[DIRECTIVE]: All entries are to be given again verbatim.

-- BEGIN RECORDS TO PROCESS --

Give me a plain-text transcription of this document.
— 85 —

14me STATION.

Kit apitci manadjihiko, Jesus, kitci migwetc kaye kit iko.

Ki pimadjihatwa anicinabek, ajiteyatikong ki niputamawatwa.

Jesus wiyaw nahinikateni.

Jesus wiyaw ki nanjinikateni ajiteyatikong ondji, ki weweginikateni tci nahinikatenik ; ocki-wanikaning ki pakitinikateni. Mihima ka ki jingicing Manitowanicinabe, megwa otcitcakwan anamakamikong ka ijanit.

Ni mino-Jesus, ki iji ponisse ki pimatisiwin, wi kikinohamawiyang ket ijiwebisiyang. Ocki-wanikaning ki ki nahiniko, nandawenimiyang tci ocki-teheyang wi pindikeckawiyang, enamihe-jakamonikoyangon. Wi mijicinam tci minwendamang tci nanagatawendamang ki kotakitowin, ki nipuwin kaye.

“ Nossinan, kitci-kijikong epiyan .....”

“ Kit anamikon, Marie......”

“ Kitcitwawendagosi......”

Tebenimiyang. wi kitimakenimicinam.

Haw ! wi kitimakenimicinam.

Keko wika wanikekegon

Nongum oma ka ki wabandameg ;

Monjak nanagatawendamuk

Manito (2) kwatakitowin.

-- END RECORDS TO PROCESS --

[CORRECT ANSWER]:
Give me a plain-text transcription of this document.
— 85 —

14me STATION.

Kit apitci manadjihiko, Jesus, kitci migwetc kaye kit iko.

Ki pimadjihatwa anicinabek, ajiteyatikong ki niputamawatwa.

Jesus wiyaw nahinikateni.

Jesus wiyaw ki nanjinikateni ajiteyatikong ondji, ki weweginikateni tci nahinikatenik ; ocki-wanikaning ki pakitinikateni. Mihima ka ki jingicing Manitowanicinabe, megwa otcitcakwan anamakamikong ka ijanit.

Ni mino-Jesus, ki iji ponisse ki pimatisiwin, wi kikinohamawiyang ket ijiwebisiyang. Ocki-wanikaning ki ki nahiniko, nandawenimiyang tci ocki-teheyang wi pindikeckawiyang, enamihe-jakamonikoyangon. Wi mijicinam tci minwendamang tci nanagatawendamang ki kotakitowin, ki nipuwin kaye.

“ Nossinan, kitci-kijikong epiyan .....”

“ Kit anamikon, Marie......”

“ Kitcitwawendagosi......”

Tebenimiyang. wi kitimakenimicinam.

Haw ! wi kitimakenimicinam.

Keko wika wanikekegon

Nongum oma ka ki wabandameg ;

Monjak nanagatawendamuk

Manito (2) kwatakitowin.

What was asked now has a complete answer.